### [Part of a data file]
>>>>>

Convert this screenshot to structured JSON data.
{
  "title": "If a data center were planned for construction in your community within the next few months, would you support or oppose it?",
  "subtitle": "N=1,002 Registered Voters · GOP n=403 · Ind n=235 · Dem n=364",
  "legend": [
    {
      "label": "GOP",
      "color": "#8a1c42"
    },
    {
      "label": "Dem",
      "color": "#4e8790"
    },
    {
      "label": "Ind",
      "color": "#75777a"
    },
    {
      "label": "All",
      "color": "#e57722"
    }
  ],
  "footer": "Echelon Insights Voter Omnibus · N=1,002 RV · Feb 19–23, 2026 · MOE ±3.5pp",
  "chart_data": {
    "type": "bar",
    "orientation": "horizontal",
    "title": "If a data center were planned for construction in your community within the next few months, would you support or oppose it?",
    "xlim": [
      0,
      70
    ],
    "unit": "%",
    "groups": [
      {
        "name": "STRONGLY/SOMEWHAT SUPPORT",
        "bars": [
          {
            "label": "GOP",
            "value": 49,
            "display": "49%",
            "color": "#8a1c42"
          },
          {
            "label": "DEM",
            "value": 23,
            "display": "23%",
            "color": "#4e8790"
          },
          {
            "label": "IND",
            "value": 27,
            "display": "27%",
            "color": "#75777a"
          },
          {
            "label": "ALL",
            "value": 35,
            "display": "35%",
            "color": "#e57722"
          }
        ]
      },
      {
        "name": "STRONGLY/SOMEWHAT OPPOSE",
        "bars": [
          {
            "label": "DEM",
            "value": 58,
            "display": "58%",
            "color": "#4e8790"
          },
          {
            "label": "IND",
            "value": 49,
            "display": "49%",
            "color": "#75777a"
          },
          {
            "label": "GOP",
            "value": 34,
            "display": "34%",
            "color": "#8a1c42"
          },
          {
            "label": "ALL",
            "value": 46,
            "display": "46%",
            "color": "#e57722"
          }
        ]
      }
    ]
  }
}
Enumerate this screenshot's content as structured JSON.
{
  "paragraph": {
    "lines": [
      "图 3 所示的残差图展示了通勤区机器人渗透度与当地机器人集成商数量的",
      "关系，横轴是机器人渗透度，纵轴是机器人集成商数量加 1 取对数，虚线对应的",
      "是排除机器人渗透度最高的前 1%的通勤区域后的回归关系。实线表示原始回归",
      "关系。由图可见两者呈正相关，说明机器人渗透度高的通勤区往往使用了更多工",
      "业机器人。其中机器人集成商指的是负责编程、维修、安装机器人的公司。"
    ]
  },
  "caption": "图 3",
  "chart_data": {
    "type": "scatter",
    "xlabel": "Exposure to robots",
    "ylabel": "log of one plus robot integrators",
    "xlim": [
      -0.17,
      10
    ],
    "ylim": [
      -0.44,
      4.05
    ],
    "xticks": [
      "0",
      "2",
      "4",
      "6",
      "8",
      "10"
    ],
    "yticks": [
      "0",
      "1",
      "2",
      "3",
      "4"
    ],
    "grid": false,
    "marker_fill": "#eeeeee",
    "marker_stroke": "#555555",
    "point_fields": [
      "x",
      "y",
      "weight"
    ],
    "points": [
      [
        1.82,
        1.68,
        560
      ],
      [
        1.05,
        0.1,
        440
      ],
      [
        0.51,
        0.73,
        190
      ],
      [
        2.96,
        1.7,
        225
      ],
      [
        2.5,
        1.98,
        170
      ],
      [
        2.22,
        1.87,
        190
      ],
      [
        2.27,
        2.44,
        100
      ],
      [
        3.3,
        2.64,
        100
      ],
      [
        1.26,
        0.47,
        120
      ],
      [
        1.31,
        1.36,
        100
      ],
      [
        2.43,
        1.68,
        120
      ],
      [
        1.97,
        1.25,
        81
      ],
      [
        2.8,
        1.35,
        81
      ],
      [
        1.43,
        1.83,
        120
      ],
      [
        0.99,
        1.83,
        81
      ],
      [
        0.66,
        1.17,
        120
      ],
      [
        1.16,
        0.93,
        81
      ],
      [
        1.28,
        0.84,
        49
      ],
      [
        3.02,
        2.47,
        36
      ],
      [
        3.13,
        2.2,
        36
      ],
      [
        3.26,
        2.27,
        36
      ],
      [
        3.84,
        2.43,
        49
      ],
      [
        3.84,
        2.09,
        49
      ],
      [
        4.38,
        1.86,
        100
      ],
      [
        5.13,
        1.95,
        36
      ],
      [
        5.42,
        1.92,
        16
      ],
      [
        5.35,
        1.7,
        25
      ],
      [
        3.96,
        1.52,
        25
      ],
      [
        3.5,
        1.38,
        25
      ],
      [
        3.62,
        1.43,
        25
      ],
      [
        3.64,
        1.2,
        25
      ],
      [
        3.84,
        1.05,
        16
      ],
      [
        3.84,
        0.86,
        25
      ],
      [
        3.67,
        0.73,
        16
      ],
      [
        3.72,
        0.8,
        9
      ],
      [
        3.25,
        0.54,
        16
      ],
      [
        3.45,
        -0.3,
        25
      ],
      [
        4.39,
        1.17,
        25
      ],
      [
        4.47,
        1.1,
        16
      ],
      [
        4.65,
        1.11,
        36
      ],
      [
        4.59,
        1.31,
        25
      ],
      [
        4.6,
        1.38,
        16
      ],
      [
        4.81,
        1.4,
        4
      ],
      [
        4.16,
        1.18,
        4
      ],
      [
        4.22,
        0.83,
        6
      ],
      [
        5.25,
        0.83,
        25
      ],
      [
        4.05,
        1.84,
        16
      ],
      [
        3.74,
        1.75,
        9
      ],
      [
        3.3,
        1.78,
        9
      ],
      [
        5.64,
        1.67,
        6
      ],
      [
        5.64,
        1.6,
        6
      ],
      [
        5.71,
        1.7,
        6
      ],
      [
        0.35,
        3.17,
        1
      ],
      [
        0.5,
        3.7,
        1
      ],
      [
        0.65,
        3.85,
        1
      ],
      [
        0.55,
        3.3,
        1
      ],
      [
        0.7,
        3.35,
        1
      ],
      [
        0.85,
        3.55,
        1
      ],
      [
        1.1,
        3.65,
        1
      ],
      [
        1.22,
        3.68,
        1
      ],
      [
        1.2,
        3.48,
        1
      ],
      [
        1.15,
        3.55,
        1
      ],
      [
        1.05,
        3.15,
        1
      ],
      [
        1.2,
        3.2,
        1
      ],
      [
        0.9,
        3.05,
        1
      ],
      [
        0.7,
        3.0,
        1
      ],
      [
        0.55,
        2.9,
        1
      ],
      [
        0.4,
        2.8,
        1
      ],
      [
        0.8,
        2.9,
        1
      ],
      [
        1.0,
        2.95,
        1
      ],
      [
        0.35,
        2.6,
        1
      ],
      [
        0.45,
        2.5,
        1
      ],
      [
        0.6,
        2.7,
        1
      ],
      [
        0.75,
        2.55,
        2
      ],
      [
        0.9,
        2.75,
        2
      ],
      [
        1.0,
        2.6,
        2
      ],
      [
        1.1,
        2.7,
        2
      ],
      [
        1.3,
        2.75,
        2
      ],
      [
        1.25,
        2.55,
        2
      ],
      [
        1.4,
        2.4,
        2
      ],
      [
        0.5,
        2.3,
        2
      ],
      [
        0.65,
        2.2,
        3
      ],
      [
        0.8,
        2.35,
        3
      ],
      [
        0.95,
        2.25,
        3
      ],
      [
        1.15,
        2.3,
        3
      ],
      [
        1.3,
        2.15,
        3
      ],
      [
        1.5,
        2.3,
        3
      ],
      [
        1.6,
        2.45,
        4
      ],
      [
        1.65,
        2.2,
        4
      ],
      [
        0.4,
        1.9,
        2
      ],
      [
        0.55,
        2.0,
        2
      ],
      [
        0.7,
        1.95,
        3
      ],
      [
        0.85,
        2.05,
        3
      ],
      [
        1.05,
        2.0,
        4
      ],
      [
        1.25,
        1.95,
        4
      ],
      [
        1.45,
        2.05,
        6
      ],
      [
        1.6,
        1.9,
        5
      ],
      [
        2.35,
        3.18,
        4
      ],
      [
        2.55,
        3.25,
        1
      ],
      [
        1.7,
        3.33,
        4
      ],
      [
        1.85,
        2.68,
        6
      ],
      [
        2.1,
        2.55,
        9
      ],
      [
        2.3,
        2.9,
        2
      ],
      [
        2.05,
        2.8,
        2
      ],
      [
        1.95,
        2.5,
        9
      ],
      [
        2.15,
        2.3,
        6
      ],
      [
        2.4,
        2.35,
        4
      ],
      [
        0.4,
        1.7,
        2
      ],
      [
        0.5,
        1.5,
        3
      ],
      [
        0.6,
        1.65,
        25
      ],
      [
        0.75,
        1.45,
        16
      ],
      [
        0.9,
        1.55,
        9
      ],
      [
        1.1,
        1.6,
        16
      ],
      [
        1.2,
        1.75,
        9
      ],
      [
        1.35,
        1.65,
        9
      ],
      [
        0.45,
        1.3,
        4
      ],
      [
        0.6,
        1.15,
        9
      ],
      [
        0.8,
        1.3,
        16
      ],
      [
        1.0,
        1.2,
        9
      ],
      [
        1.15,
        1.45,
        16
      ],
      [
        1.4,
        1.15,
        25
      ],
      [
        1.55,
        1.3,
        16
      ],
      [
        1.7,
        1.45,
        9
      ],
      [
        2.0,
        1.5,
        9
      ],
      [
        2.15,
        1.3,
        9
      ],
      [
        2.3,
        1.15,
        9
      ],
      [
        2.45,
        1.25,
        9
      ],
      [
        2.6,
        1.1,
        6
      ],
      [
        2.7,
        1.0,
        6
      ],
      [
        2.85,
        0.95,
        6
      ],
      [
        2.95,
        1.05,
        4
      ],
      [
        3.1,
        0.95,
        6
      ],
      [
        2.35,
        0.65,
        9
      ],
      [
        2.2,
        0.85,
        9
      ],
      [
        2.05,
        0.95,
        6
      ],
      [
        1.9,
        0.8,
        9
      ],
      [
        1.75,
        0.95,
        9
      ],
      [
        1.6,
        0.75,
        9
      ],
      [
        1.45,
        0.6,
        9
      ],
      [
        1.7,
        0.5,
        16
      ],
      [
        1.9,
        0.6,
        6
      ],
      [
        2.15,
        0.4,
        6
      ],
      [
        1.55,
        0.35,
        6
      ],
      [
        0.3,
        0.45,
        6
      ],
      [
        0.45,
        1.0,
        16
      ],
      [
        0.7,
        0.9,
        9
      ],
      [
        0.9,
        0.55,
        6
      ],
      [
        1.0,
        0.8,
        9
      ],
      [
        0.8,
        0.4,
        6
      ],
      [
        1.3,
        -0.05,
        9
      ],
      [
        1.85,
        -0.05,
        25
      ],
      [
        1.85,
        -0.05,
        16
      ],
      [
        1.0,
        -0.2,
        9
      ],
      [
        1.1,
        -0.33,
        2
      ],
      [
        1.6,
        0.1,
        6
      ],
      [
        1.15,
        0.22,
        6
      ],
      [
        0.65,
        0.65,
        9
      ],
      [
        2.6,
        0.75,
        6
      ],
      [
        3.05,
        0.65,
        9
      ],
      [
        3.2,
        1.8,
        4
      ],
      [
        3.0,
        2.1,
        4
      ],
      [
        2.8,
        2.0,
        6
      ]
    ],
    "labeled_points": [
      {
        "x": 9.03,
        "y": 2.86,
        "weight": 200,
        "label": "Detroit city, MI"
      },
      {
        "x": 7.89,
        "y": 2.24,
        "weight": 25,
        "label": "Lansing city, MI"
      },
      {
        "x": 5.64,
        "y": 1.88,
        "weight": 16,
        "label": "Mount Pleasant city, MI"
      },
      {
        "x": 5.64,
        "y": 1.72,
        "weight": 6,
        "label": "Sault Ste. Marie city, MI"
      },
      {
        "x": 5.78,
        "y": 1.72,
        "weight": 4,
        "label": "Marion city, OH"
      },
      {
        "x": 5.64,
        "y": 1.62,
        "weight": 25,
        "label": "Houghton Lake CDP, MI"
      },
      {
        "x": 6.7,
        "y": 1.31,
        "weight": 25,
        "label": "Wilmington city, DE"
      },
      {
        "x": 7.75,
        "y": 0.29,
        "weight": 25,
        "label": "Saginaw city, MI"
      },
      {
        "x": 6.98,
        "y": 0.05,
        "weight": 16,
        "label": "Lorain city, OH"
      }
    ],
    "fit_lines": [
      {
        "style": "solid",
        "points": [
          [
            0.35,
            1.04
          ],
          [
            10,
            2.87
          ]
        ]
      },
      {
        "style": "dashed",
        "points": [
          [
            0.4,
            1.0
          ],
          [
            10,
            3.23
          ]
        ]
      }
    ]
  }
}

<<<<<

### [What is asked]
Collect the lines that hold "your".

### [Answer for the task]
  "title": "If a data center were planned for construction in your community within the next few months, would you support or oppose it?",
    "title": "If a data center were planned for construction in your community within the next few months, would you support or oppose it?",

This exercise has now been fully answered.